> PROBLEM TO WORK ON
In the excerpt about likes and links below, list every action that Clay says people in the social world take toward you.

> DOCUMENT EXCERPT


    WebProNews recently spoke with search industry vet Bruce Clay, who says, "Likes are the new links." 

    "I think that what in general we have seen is that people have gotten so concerned about links as being a way of biasing your search results that in an almost blind way, they’ve been going after quantities of links, and that overtime, the trust score of those links has been dropping, and we’ve been seeing recently top-ranked sites that fall right out of the search results because they have just way too many sites linking to them that are not at all trustworthy," he says. 

    "The people that will gladly sell you links on the ‘hi, how many do you want a week?’ basis are just bringing in links to fulfill a contract – not links because they’re the right kind of links," he continues. "Whereas in the social world, the people that like you or share you or review you, they have a tendency to be part of a trusted community, and these are people that you’ve accepted into your community. These are people that you agree are knowledgeable on the things that you share common beliefs, and those kinds of referrals and likes and things like that are far more valuable than somebody in the middle of some city that you’ve never heard of, that you’ve never met that has no idea what you’re doing, linking to you."

    Social can be an important indicator of relevancy, and Google knows this, which is why the company recently released its own social-based recommendation engine to tie into local search.

    It will be interesting to see if "like buying" becomes a prevalent activity. People will always look for ways to exploit any technology that gets their stuff in front of more people. 

    "There’s gonna be new types of spam, like ‘how do I spam likes?’ People are going to start figuring out, ‘ok, I’m going to get a whole bunch of people and we’re going to fight our way into your community," says Clay. "We’re going to work our way in through the holes that are in Facebook, etc. We’re going to start biasing the system that way."

> ENTRIES PROVIDED
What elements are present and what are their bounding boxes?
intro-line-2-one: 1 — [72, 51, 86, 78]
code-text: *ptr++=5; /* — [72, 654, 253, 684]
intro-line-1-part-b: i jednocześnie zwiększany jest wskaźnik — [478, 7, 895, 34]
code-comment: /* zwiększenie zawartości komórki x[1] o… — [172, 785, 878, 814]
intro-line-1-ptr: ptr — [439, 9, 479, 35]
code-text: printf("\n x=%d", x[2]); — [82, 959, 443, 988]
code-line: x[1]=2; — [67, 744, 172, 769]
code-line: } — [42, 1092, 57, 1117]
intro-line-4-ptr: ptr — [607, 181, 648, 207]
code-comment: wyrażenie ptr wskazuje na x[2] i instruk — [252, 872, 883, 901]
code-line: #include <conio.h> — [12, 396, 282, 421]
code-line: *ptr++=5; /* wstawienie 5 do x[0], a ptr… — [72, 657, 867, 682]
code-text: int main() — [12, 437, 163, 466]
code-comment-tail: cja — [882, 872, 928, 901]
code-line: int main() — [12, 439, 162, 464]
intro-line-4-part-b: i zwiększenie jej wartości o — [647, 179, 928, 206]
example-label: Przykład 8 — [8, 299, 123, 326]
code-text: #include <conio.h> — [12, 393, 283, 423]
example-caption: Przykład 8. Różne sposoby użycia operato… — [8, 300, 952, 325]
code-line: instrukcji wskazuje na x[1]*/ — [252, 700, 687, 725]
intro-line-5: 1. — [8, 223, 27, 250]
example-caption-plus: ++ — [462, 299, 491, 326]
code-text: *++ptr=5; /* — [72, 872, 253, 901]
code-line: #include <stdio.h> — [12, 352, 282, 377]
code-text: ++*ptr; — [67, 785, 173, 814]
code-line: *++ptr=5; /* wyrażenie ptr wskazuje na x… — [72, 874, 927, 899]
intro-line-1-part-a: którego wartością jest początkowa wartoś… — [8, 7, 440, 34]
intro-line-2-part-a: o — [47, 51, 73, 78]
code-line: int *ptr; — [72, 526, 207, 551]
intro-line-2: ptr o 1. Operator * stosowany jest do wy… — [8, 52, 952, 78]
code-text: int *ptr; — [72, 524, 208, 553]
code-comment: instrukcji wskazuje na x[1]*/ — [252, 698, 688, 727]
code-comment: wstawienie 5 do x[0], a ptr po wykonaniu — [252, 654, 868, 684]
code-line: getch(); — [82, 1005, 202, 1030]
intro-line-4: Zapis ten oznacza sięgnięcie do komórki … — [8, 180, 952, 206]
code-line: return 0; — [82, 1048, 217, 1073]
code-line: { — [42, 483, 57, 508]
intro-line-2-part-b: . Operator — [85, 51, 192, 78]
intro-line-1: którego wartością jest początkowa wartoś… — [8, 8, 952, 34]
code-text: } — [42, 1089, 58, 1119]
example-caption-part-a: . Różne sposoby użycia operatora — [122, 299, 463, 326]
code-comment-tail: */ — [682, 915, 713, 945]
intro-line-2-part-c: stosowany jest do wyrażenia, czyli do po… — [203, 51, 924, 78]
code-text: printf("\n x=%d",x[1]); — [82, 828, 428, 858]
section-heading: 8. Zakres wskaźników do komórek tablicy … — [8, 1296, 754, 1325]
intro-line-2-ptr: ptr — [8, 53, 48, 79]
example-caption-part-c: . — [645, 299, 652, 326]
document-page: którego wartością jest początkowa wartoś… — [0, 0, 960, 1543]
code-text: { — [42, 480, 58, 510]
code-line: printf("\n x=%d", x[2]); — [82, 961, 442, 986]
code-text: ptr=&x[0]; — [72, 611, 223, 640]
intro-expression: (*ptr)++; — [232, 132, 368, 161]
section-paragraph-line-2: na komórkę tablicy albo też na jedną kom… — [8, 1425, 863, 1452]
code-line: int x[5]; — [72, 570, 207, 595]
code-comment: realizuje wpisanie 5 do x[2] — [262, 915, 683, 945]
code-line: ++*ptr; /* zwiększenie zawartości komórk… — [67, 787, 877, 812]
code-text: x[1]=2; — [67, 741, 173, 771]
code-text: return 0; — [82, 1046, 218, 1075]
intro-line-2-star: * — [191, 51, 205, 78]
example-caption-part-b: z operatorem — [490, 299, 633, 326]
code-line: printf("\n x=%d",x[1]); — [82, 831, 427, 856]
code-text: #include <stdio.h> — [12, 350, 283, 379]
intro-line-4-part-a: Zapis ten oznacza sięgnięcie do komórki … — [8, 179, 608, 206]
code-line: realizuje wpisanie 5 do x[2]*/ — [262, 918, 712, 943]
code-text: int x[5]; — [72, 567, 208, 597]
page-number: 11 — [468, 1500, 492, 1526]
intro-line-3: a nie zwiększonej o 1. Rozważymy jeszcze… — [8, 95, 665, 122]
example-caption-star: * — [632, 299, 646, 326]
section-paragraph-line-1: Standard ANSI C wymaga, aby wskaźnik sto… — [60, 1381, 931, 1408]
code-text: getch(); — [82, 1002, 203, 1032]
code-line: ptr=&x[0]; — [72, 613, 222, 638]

> FINISHED TASK
Like you, share you, review you